* Begin *

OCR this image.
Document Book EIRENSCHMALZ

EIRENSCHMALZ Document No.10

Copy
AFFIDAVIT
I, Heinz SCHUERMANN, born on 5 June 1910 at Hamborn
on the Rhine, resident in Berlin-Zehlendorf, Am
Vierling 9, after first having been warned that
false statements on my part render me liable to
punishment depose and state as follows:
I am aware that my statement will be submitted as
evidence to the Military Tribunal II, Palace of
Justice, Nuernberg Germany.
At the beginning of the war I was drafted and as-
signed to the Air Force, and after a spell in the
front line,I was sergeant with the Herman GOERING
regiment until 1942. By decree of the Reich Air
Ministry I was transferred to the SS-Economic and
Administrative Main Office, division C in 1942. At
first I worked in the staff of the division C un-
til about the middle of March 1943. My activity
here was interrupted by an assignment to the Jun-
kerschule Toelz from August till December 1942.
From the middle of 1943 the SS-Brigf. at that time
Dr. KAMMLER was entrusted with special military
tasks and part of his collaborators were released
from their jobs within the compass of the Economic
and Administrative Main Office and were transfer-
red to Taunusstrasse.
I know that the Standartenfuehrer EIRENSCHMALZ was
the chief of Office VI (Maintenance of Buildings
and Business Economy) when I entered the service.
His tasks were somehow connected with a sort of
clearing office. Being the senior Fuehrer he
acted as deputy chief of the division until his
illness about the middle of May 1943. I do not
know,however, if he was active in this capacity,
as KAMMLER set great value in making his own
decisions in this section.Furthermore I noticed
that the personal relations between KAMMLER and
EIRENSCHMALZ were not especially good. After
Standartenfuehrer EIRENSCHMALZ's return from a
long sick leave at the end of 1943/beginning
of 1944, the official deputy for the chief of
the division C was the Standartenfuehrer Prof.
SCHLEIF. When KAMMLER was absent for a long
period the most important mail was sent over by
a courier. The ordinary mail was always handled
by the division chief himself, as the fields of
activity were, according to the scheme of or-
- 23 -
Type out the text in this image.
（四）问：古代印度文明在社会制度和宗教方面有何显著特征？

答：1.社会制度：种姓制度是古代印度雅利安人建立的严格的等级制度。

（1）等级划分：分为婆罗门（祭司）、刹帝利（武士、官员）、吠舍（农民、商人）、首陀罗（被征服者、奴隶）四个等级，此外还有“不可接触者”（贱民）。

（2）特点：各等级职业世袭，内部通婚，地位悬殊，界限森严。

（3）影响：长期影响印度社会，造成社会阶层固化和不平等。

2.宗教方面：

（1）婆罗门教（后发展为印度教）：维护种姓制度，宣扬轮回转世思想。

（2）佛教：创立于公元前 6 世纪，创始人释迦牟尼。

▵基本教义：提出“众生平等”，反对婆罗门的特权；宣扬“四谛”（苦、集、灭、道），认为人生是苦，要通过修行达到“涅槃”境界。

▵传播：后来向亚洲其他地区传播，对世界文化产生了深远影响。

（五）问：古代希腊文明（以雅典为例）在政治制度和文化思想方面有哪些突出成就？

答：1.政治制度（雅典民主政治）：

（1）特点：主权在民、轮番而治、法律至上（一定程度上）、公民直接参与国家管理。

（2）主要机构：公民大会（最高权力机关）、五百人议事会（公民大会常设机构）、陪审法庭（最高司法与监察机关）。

* End *

TASK OBJECTIVE = Hand back the material above in full, exactly as written.

RESPONSE TO THE EXERCISE =
OCR this image.
Document Book EIRENSCHMALZ

EIRENSCHMALZ Document No.10

Copy
AFFIDAVIT
I, Heinz SCHUERMANN, born on 5 June 1910 at Hamborn
on the Rhine, resident in Berlin-Zehlendorf, Am
Vierling 9, after first having been warned that
false statements on my part render me liable to
punishment depose and state as follows:
I am aware that my statement will be submitted as
evidence to the Military Tribunal II, Palace of
Justice, Nuernberg Germany.
At the beginning of the war I was drafted and as-
signed to the Air Force, and after a spell in the
front line,I was sergeant with the Herman GOERING
regiment until 1942. By decree of the Reich Air
Ministry I was transferred to the SS-Economic and
Administrative Main Office, division C in 1942. At
first I worked in the staff of the division C un-
til about the middle of March 1943. My activity
here was interrupted by an assignment to the Jun-
kerschule Toelz from August till December 1942.
From the middle of 1943 the SS-Brigf. at that time
Dr. KAMMLER was entrusted with special military
tasks and part of his collaborators were released
from their jobs within the compass of the Economic
and Administrative Main Office and were transfer-
red to Taunusstrasse.
I know that the Standartenfuehrer EIRENSCHMALZ was
the chief of Office VI (Maintenance of Buildings
and Business Economy) when I entered the service.
His tasks were somehow connected with a sort of
clearing office. Being the senior Fuehrer he
acted as deputy chief of the division until his
illness about the middle of May 1943. I do not
know,however, if he was active in this capacity,
as KAMMLER set great value in making his own
decisions in this section.Furthermore I noticed
that the personal relations between KAMMLER and
EIRENSCHMALZ were not especially good. After
Standartenfuehrer EIRENSCHMALZ's return from a
long sick leave at the end of 1943/beginning
of 1944, the official deputy for the chief of
the division C was the Standartenfuehrer Prof.
SCHLEIF. When KAMMLER was absent for a long
period the most important mail was sent over by
a courier. The ordinary mail was always handled
by the division chief himself, as the fields of
activity were, according to the scheme of or-
- 23 -
Type out the text in this image.
（四）问：古代印度文明在社会制度和宗教方面有何显著特征？

答：1.社会制度：种姓制度是古代印度雅利安人建立的严格的等级制度。

（1）等级划分：分为婆罗门（祭司）、刹帝利（武士、官员）、吠舍（农民、商人）、首陀罗（被征服者、奴隶）四个等级，此外还有“不可接触者”（贱民）。

（2）特点：各等级职业世袭，内部通婚，地位悬殊，界限森严。

（3）影响：长期影响印度社会，造成社会阶层固化和不平等。

2.宗教方面：

（1）婆罗门教（后发展为印度教）：维护种姓制度，宣扬轮回转世思想。

（2）佛教：创立于公元前 6 世纪，创始人释迦牟尼。

▵基本教义：提出“众生平等”，反对婆罗门的特权；宣扬“四谛”（苦、集、灭、道），认为人生是苦，要通过修行达到“涅槃”境界。

▵传播：后来向亚洲其他地区传播，对世界文化产生了深远影响。

（五）问：古代希腊文明（以雅典为例）在政治制度和文化思想方面有哪些突出成就？

答：1.政治制度（雅典民主政治）：

（1）特点：主权在民、轮番而治、法律至上（一定程度上）、公民直接参与国家管理。

（2）主要机构：公民大会（最高权力机关）、五百人议事会（公民大会常设机构）、陪审法庭（最高司法与监察机关）。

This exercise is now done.